* **Set problem**
Write out each line exactly as it stands, please.

* **Input for this task**
--- START ---

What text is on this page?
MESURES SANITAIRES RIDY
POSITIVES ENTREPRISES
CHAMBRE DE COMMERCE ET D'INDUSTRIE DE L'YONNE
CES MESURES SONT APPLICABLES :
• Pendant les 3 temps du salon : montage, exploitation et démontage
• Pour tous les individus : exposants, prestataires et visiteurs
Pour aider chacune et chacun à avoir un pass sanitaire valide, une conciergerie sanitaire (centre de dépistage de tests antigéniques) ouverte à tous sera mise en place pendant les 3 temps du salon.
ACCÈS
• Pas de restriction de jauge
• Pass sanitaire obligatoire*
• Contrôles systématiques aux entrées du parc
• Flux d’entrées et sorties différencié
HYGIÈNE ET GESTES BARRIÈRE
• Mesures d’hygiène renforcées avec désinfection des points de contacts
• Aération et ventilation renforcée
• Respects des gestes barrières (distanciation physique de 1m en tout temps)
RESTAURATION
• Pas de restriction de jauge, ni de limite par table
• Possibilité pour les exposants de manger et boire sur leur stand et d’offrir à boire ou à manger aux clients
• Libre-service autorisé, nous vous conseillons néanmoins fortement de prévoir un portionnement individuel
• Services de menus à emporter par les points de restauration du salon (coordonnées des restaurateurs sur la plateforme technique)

--- END ---

* **Solution below**
What text is on this page?
MESURES SANITAIRES RIDY
POSITIVES ENTREPRISES
CHAMBRE DE COMMERCE ET D'INDUSTRIE DE L'YONNE
CES MESURES SONT APPLICABLES :
• Pendant les 3 temps du salon : montage, exploitation et démontage
• Pour tous les individus : exposants, prestataires et visiteurs
Pour aider chacune et chacun à avoir un pass sanitaire valide, une conciergerie sanitaire (centre de dépistage de tests antigéniques) ouverte à tous sera mise en place pendant les 3 temps du salon.
ACCÈS
• Pas de restriction de jauge
• Pass sanitaire obligatoire*
• Contrôles systématiques aux entrées du parc
• Flux d’entrées et sorties différencié
HYGIÈNE ET GESTES BARRIÈRE
• Mesures d’hygiène renforcées avec désinfection des points de contacts
• Aération et ventilation renforcée
• Respects des gestes barrières (distanciation physique de 1m en tout temps)
RESTAURATION
• Pas de restriction de jauge, ni de limite par table
• Possibilité pour les exposants de manger et boire sur leur stand et d’offrir à boire ou à manger aux clients
• Libre-service autorisé, nous vous conseillons néanmoins fortement de prévoir un portionnement individuel
• Services de menus à emporter par les points de restauration du salon (coordonnées des restaurateurs sur la plateforme technique)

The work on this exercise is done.